Restate the listing below word for word, omitting any images.

Extracted records

::::::::

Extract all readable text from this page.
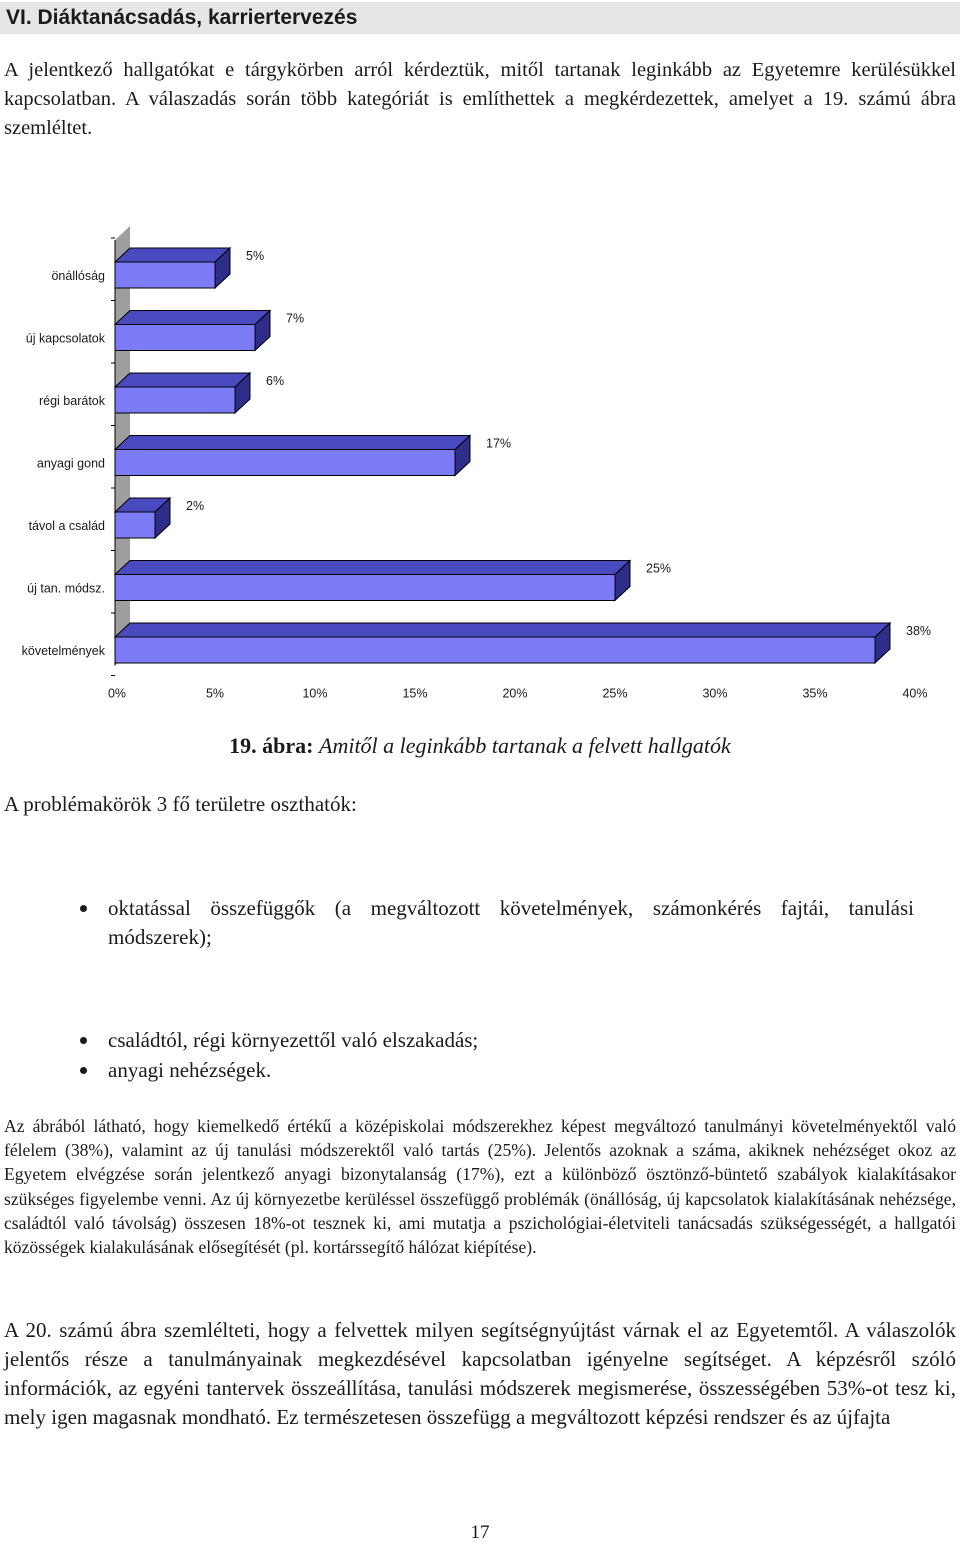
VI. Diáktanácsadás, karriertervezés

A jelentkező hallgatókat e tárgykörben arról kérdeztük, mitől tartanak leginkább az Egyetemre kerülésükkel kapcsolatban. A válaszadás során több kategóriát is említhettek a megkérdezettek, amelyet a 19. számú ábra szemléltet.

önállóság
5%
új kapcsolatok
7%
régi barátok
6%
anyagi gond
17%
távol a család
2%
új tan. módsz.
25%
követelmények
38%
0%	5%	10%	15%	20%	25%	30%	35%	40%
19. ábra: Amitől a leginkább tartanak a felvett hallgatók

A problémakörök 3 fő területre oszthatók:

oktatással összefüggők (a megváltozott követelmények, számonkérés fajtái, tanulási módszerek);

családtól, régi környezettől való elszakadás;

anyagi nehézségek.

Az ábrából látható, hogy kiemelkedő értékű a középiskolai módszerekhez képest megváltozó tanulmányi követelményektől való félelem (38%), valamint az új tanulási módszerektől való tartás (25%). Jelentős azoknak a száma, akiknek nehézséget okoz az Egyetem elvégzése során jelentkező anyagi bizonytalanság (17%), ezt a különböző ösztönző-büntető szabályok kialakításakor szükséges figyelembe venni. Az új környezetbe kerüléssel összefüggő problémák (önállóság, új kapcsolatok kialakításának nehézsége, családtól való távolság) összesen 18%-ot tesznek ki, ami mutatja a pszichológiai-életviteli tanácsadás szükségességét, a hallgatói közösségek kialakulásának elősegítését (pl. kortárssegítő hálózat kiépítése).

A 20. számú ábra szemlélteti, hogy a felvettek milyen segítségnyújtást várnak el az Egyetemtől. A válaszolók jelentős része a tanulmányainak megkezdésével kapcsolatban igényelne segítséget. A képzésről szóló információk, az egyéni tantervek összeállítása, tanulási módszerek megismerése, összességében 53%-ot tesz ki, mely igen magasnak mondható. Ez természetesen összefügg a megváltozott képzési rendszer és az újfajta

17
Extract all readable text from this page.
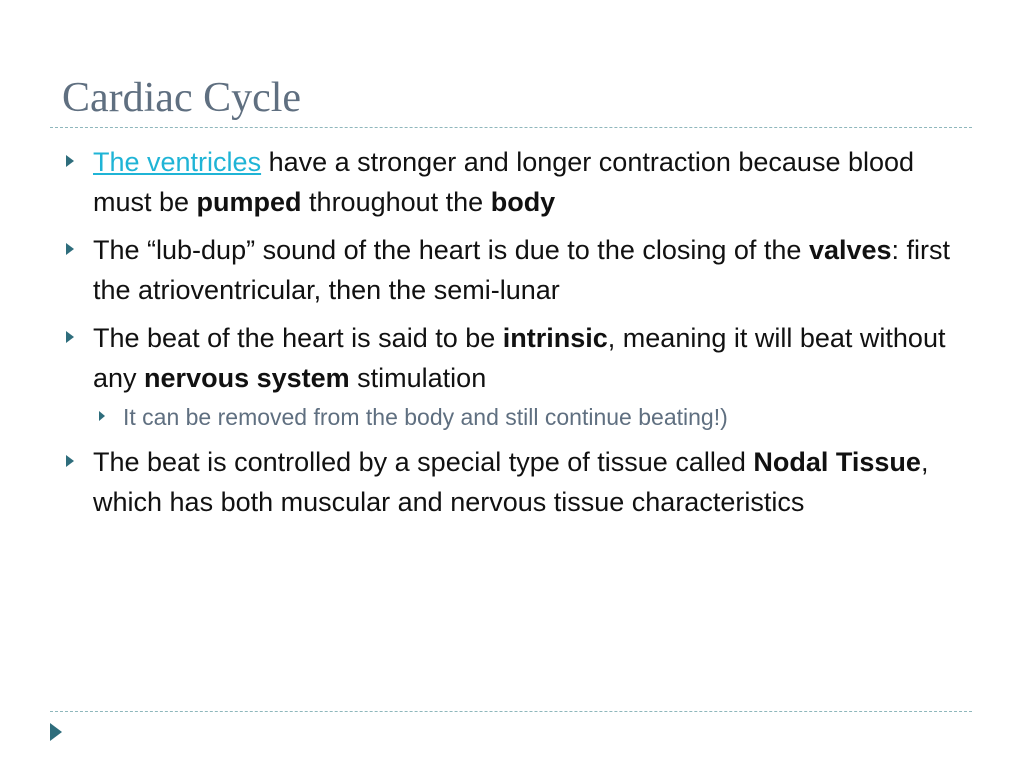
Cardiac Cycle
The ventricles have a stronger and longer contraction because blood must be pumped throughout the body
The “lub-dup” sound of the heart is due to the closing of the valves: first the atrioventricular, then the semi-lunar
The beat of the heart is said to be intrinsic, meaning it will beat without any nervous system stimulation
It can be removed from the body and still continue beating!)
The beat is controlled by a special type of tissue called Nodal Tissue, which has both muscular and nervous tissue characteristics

::::::::

- [ANSWER FOR THE TASK]
Extract all readable text from this page.
VI. Diáktanácsadás, karriertervezés

A jelentkező hallgatókat e tárgykörben arról kérdeztük, mitől tartanak leginkább az Egyetemre kerülésükkel kapcsolatban. A válaszadás során több kategóriát is említhettek a megkérdezettek, amelyet a 19. számú ábra szemléltet.

önállóság
5%
új kapcsolatok
7%
régi barátok
6%
anyagi gond
17%
távol a család
2%
új tan. módsz.
25%
követelmények
38%
0%	5%	10%	15%	20%	25%	30%	35%	40%
19. ábra: Amitől a leginkább tartanak a felvett hallgatók

A problémakörök 3 fő területre oszthatók:

oktatással összefüggők (a megváltozott követelmények, számonkérés fajtái, tanulási módszerek);

családtól, régi környezettől való elszakadás;

anyagi nehézségek.

Az ábrából látható, hogy kiemelkedő értékű a középiskolai módszerekhez képest megváltozó tanulmányi követelményektől való félelem (38%), valamint az új tanulási módszerektől való tartás (25%). Jelentős azoknak a száma, akiknek nehézséget okoz az Egyetem elvégzése során jelentkező anyagi bizonytalanság (17%), ezt a különböző ösztönző-büntető szabályok kialakításakor szükséges figyelembe venni. Az új környezetbe kerüléssel összefüggő problémák (önállóság, új kapcsolatok kialakításának nehézsége, családtól való távolság) összesen 18%-ot tesznek ki, ami mutatja a pszichológiai-életviteli tanácsadás szükségességét, a hallgatói közösségek kialakulásának elősegítését (pl. kortárssegítő hálózat kiépítése).

A 20. számú ábra szemlélteti, hogy a felvettek milyen segítségnyújtást várnak el az Egyetemtől. A válaszolók jelentős része a tanulmányainak megkezdésével kapcsolatban igényelne segítséget. A képzésről szóló információk, az egyéni tantervek összeállítása, tanulási módszerek megismerése, összességében 53%-ot tesz ki, mely igen magasnak mondható. Ez természetesen összefügg a megváltozott képzési rendszer és az újfajta

17
Extract all readable text from this page.
Cardiac Cycle
The ventricles have a stronger and longer contraction because blood must be pumped throughout the body
The “lub-dup” sound of the heart is due to the closing of the valves: first the atrioventricular, then the semi-lunar
The beat of the heart is said to be intrinsic, meaning it will beat without any nervous system stimulation
It can be removed from the body and still continue beating!)
The beat is controlled by a special type of tissue called Nodal Tissue, which has both muscular and nervous tissue characteristics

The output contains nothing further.